◆ Exercise requirements
Pull out every line below that contains the word "ylabel".

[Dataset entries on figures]
---+---
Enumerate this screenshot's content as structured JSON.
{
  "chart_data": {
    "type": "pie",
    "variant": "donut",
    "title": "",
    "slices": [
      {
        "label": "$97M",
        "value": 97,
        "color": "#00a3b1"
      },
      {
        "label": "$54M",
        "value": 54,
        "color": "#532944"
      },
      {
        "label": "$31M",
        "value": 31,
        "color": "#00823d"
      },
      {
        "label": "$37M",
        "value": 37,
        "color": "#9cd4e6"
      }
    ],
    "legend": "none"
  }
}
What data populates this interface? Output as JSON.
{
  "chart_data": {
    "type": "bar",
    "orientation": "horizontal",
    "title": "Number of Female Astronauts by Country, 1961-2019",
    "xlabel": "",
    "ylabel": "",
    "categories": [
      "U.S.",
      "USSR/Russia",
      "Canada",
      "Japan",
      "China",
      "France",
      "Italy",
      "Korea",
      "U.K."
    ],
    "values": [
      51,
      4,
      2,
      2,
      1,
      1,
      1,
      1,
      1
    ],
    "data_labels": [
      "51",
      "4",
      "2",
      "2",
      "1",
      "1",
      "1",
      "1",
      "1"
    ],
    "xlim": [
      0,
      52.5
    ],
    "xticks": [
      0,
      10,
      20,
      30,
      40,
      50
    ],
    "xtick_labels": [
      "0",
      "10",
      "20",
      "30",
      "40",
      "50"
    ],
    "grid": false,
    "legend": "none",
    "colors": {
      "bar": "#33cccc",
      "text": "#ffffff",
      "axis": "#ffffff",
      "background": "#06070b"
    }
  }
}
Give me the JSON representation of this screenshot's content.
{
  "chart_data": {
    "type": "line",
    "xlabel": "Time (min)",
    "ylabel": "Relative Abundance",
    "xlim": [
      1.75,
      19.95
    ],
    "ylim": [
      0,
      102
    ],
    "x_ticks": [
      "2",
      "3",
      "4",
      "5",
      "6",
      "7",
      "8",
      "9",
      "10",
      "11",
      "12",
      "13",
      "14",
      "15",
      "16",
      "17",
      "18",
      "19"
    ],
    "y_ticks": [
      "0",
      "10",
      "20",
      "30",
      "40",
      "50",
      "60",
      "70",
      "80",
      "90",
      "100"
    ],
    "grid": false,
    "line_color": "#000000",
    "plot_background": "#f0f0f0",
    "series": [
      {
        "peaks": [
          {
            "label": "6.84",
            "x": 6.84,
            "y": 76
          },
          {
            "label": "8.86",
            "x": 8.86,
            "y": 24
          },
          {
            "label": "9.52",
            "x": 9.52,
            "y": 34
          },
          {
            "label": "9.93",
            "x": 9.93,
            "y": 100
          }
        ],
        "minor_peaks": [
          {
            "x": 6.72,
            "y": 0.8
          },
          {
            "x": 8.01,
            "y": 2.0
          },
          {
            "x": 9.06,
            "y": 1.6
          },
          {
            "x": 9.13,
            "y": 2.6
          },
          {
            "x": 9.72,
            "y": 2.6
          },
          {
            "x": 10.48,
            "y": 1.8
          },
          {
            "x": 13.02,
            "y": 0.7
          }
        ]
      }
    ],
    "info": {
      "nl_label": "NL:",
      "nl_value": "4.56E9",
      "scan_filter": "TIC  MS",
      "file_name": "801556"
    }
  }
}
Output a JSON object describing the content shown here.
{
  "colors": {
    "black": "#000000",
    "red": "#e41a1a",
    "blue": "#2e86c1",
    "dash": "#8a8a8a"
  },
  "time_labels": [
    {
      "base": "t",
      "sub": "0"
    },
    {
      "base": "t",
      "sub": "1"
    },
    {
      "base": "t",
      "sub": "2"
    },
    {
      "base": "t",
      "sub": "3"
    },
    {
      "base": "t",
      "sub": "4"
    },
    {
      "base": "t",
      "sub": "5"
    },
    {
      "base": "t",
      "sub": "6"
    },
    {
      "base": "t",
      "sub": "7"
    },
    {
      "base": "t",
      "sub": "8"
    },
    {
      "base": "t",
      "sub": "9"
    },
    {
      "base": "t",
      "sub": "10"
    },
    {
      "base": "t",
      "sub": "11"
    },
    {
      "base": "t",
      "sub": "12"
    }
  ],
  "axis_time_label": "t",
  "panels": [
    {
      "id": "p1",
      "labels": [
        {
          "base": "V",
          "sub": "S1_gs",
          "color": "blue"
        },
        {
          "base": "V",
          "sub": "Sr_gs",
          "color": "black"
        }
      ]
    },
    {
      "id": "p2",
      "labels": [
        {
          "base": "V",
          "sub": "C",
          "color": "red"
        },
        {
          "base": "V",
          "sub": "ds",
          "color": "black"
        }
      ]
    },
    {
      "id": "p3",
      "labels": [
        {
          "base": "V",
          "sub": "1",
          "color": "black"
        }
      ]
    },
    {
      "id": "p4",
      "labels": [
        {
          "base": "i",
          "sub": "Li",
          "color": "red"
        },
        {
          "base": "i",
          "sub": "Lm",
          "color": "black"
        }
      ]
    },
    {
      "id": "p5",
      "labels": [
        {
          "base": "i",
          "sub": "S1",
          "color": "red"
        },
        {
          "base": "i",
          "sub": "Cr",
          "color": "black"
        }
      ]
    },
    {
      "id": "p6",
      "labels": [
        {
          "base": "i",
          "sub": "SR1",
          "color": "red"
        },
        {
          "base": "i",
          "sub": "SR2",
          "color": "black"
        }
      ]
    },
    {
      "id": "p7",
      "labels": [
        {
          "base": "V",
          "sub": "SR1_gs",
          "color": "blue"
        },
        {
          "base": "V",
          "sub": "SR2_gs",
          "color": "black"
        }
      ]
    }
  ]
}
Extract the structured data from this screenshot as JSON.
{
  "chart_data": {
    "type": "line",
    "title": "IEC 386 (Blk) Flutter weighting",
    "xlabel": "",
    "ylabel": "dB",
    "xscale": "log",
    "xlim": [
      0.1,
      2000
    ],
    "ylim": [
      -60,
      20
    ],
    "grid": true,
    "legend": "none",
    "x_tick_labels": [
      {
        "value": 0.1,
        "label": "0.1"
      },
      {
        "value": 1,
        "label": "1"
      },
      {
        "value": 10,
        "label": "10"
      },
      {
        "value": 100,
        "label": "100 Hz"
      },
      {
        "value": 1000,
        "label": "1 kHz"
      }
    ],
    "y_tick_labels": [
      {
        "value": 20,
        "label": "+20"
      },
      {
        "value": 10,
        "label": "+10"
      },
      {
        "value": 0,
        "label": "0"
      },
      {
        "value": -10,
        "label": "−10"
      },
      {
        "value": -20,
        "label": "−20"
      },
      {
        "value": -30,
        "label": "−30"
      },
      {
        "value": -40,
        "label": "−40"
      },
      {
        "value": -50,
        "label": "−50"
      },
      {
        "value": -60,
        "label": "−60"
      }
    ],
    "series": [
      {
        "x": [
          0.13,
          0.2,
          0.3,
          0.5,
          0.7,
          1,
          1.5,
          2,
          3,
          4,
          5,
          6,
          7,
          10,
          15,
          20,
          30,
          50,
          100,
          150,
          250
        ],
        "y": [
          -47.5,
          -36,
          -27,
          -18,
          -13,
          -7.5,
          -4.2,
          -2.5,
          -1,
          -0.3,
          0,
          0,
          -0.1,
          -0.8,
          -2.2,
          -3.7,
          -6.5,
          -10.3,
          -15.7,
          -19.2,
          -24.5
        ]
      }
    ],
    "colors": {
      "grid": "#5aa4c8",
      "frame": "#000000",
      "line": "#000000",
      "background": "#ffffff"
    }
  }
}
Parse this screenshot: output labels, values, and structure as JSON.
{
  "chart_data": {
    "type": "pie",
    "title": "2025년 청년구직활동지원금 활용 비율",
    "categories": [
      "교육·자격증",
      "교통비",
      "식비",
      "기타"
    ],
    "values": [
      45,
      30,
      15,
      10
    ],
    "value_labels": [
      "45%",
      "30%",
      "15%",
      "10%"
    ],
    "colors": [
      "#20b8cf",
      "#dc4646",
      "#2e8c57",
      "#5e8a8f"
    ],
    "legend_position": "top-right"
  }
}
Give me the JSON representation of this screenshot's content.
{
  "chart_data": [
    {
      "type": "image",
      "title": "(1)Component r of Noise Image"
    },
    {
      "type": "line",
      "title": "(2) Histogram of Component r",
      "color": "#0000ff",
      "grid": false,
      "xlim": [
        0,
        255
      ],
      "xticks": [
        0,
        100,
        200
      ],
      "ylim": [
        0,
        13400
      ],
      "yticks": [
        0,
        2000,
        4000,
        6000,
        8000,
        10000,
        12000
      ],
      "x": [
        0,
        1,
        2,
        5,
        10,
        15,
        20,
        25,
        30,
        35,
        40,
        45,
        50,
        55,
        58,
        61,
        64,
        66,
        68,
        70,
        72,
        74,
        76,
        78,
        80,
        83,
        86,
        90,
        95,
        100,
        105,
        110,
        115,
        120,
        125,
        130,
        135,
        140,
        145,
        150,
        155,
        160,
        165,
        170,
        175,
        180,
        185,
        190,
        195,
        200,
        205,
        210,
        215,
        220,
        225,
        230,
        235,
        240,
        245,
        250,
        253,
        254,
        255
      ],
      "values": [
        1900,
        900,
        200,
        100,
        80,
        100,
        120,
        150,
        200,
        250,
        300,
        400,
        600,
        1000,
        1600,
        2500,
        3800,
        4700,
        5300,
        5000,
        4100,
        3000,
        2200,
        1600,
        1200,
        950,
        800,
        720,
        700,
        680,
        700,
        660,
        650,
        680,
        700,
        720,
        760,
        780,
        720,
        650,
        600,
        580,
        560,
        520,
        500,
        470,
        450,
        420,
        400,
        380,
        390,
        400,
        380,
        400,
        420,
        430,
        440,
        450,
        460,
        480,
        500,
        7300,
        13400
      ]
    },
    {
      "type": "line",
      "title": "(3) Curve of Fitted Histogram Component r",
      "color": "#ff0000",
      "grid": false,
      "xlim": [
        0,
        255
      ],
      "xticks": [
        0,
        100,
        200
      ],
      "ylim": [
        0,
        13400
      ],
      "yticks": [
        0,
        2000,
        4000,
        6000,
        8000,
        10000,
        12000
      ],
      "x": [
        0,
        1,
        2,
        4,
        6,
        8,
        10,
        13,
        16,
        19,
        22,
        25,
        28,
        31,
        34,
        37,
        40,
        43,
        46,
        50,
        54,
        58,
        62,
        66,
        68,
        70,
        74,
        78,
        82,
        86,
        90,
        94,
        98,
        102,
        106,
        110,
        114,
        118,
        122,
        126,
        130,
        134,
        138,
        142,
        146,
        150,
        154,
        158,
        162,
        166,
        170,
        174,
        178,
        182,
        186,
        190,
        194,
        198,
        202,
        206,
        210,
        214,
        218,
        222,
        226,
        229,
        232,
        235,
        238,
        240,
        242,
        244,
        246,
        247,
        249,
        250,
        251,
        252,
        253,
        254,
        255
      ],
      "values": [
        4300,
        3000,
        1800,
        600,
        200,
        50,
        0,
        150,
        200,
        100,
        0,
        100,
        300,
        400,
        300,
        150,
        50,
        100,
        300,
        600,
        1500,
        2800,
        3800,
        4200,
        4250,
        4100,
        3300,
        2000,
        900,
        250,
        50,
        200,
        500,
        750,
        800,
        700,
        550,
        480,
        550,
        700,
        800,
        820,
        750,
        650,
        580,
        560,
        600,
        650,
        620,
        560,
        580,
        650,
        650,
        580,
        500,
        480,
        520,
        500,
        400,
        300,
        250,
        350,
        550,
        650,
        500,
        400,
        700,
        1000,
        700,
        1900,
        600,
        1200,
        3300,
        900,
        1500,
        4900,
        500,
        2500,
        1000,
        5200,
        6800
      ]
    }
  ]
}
---+---
◆ Solution to this problem
    "ylabel": "",
    "ylabel": "Relative Abundance",
    "ylabel": "dB",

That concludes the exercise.